*Raw records*
◇ ◇ ◇

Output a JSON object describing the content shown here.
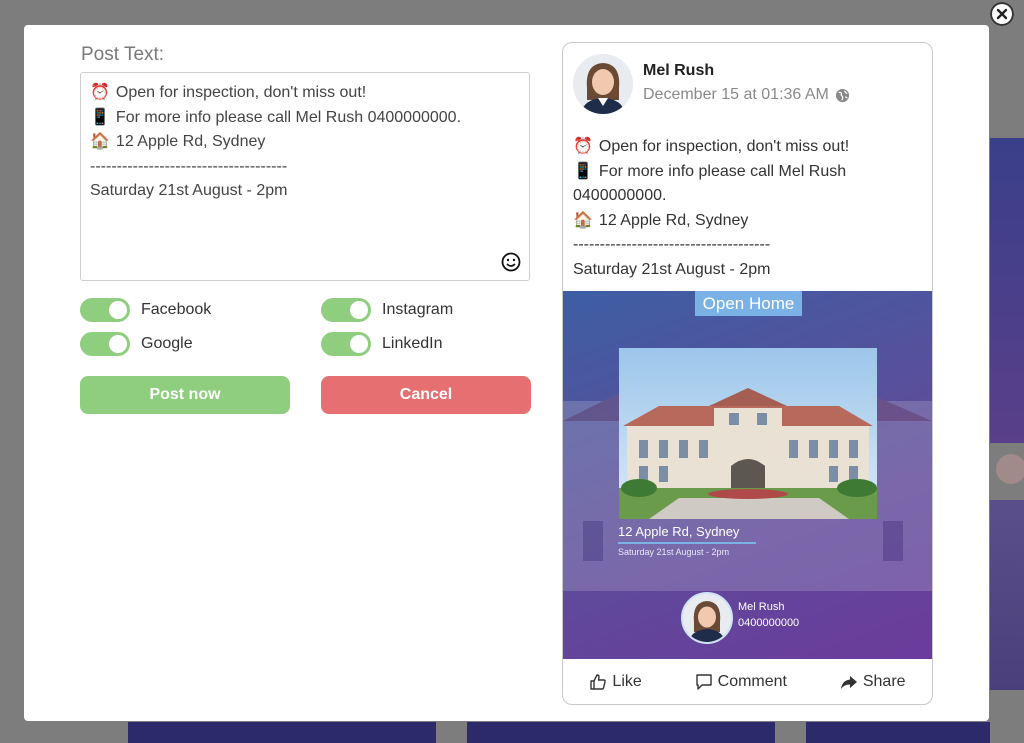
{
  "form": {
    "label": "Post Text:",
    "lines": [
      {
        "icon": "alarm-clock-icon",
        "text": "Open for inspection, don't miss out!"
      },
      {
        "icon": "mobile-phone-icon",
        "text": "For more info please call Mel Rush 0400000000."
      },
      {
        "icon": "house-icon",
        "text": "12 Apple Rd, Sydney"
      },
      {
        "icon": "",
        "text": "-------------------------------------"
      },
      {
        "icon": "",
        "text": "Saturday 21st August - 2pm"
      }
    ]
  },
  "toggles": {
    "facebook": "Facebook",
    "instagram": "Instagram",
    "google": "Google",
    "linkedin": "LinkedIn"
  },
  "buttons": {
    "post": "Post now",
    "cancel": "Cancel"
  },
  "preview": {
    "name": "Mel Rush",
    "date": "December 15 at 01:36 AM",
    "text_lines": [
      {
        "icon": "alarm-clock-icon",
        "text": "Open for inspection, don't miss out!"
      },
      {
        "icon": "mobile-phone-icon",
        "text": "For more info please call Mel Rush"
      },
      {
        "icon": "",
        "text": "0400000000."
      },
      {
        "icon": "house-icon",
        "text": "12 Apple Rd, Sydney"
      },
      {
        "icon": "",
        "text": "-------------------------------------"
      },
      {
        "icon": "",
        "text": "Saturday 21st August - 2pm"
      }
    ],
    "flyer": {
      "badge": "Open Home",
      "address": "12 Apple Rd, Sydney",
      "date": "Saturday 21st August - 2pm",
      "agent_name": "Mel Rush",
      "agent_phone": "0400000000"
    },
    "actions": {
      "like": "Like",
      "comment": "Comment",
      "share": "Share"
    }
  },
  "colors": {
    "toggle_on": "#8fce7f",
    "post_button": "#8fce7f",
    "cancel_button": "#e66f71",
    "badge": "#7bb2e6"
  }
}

◇ ◇ ◇

*Description of the task*
Repeat the data exactly in full, omitting its pictures.

*Result*
Output a JSON object describing the content shown here.
{
  "form": {
    "label": "Post Text:",
    "lines": [
      {
        "icon": "alarm-clock-icon",
        "text": "Open for inspection, don't miss out!"
      },
      {
        "icon": "mobile-phone-icon",
        "text": "For more info please call Mel Rush 0400000000."
      },
      {
        "icon": "house-icon",
        "text": "12 Apple Rd, Sydney"
      },
      {
        "icon": "",
        "text": "-------------------------------------"
      },
      {
        "icon": "",
        "text": "Saturday 21st August - 2pm"
      }
    ]
  },
  "toggles": {
    "facebook": "Facebook",
    "instagram": "Instagram",
    "google": "Google",
    "linkedin": "LinkedIn"
  },
  "buttons": {
    "post": "Post now",
    "cancel": "Cancel"
  },
  "preview": {
    "name": "Mel Rush",
    "date": "December 15 at 01:36 AM",
    "text_lines": [
      {
        "icon": "alarm-clock-icon",
        "text": "Open for inspection, don't miss out!"
      },
      {
        "icon": "mobile-phone-icon",
        "text": "For more info please call Mel Rush"
      },
      {
        "icon": "",
        "text": "0400000000."
      },
      {
        "icon": "house-icon",
        "text": "12 Apple Rd, Sydney"
      },
      {
        "icon": "",
        "text": "-------------------------------------"
      },
      {
        "icon": "",
        "text": "Saturday 21st August - 2pm"
      }
    ],
    "flyer": {
      "badge": "Open Home",
      "address": "12 Apple Rd, Sydney",
      "date": "Saturday 21st August - 2pm",
      "agent_name": "Mel Rush",
      "agent_phone": "0400000000"
    },
    "actions": {
      "like": "Like",
      "comment": "Comment",
      "share": "Share"
    }
  },
  "colors": {
    "toggle_on": "#8fce7f",
    "post_button": "#8fce7f",
    "cancel_button": "#e66f71",
    "badge": "#7bb2e6"
  }
}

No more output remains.